*WRITTEN REQUEST:*
Copy the data word for word, keeping every line.

*RECORDS FOR THIS TASK:*
* Start *

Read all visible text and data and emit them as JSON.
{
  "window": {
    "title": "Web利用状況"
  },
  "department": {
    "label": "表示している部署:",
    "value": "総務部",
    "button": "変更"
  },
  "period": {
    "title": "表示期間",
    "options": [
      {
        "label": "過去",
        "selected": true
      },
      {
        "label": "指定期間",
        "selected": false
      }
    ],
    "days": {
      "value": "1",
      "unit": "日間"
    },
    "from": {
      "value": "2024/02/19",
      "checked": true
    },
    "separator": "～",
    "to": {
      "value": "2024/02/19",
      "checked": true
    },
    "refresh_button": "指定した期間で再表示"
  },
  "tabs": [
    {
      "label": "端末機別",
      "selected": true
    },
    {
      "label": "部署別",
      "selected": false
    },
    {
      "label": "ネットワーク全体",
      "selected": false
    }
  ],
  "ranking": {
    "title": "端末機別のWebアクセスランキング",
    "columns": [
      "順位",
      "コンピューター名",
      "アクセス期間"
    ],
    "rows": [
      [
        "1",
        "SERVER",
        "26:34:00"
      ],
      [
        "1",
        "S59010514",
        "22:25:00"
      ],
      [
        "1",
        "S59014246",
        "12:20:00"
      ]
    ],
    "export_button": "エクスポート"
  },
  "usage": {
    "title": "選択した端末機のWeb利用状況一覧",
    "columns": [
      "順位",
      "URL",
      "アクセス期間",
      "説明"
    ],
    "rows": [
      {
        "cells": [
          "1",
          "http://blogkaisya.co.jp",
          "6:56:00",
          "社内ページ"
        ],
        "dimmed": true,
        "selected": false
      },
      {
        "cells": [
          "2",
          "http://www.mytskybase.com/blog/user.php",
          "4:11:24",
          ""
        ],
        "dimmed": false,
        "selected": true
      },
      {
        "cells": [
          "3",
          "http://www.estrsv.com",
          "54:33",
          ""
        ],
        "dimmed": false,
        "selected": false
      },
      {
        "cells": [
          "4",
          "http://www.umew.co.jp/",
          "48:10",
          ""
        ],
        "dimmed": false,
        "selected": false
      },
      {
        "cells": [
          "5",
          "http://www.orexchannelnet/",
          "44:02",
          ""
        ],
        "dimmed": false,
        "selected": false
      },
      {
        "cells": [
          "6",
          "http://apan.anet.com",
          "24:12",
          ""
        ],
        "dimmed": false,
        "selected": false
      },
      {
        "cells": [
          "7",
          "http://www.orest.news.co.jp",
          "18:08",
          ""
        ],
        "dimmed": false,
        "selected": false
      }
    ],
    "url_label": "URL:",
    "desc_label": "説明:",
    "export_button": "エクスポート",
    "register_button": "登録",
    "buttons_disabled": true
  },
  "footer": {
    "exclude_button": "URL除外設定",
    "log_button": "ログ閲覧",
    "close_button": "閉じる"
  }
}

* End *

*IN RESPONSE:*
Read all visible text and data and emit them as JSON.
{
  "window": {
    "title": "Web利用状況"
  },
  "department": {
    "label": "表示している部署:",
    "value": "総務部",
    "button": "変更"
  },
  "period": {
    "title": "表示期間",
    "options": [
      {
        "label": "過去",
        "selected": true
      },
      {
        "label": "指定期間",
        "selected": false
      }
    ],
    "days": {
      "value": "1",
      "unit": "日間"
    },
    "from": {
      "value": "2024/02/19",
      "checked": true
    },
    "separator": "～",
    "to": {
      "value": "2024/02/19",
      "checked": true
    },
    "refresh_button": "指定した期間で再表示"
  },
  "tabs": [
    {
      "label": "端末機別",
      "selected": true
    },
    {
      "label": "部署別",
      "selected": false
    },
    {
      "label": "ネットワーク全体",
      "selected": false
    }
  ],
  "ranking": {
    "title": "端末機別のWebアクセスランキング",
    "columns": [
      "順位",
      "コンピューター名",
      "アクセス期間"
    ],
    "rows": [
      [
        "1",
        "SERVER",
        "26:34:00"
      ],
      [
        "1",
        "S59010514",
        "22:25:00"
      ],
      [
        "1",
        "S59014246",
        "12:20:00"
      ]
    ],
    "export_button": "エクスポート"
  },
  "usage": {
    "title": "選択した端末機のWeb利用状況一覧",
    "columns": [
      "順位",
      "URL",
      "アクセス期間",
      "説明"
    ],
    "rows": [
      {
        "cells": [
          "1",
          "http://blogkaisya.co.jp",
          "6:56:00",
          "社内ページ"
        ],
        "dimmed": true,
        "selected": false
      },
      {
        "cells": [
          "2",
          "http://www.mytskybase.com/blog/user.php",
          "4:11:24",
          ""
        ],
        "dimmed": false,
        "selected": true
      },
      {
        "cells": [
          "3",
          "http://www.estrsv.com",
          "54:33",
          ""
        ],
        "dimmed": false,
        "selected": false
      },
      {
        "cells": [
          "4",
          "http://www.umew.co.jp/",
          "48:10",
          ""
        ],
        "dimmed": false,
        "selected": false
      },
      {
        "cells": [
          "5",
          "http://www.orexchannelnet/",
          "44:02",
          ""
        ],
        "dimmed": false,
        "selected": false
      },
      {
        "cells": [
          "6",
          "http://apan.anet.com",
          "24:12",
          ""
        ],
        "dimmed": false,
        "selected": false
      },
      {
        "cells": [
          "7",
          "http://www.orest.news.co.jp",
          "18:08",
          ""
        ],
        "dimmed": false,
        "selected": false
      }
    ],
    "url_label": "URL:",
    "desc_label": "説明:",
    "export_button": "エクスポート",
    "register_button": "登録",
    "buttons_disabled": true
  },
  "footer": {
    "exclude_button": "URL除外設定",
    "log_button": "ログ閲覧",
    "close_button": "閉じる"
  }
}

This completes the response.